** START **

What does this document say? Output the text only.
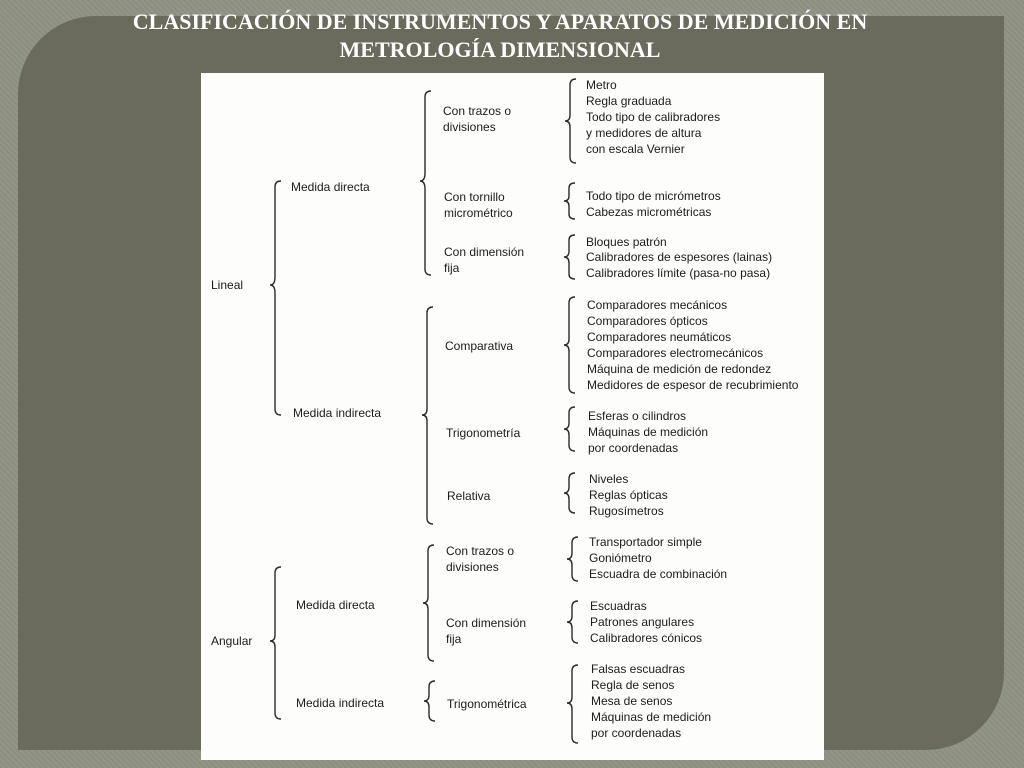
CLASIFICACIÓN DE INSTRUMENTOS Y APARATOS DE MEDICIÓN EN
METROLOGÍA DIMENSIONAL
Lineal
Angular
Medida directa
Medida indirecta
Medida directa
Medida indirecta
Con trazos o
divisiones
Con tornillo
micrométrico
Con dimensión
fija
Comparativa
Trigonometría
Relativa
Con trazos o
divisiones
Con dimensión
fija
Trigonométrica
Metro
Regla graduada
Todo tipo de calibradores
y medidores de altura
con escala Vernier
Todo tipo de micrómetros
Cabezas micrométricas
Bloques patrón
Calibradores de espesores (lainas)
Calibradores límite (pasa-no pasa)
Comparadores mecánicos
Comparadores ópticos
Comparadores neumáticos
Comparadores electromecánicos
Máquina de medición de redondez
Medidores de espesor de recubrimiento
Esferas o cilindros
Máquinas de medición
por coordenadas
Niveles
Reglas ópticas
Rugosímetros
Transportador simple
Goniómetro
Escuadra de combinación
Escuadras
Patrones angulares
Calibradores cónicos
Falsas escuadras
Regla de senos
Mesa de senos
Máquinas de medición
por coordenadas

** END **

# [Exercise]
Locate the word "tipo" in the records above, and return each line that has it.

# [Response to this exercise]
Todo tipo de calibradores
Todo tipo de micrómetros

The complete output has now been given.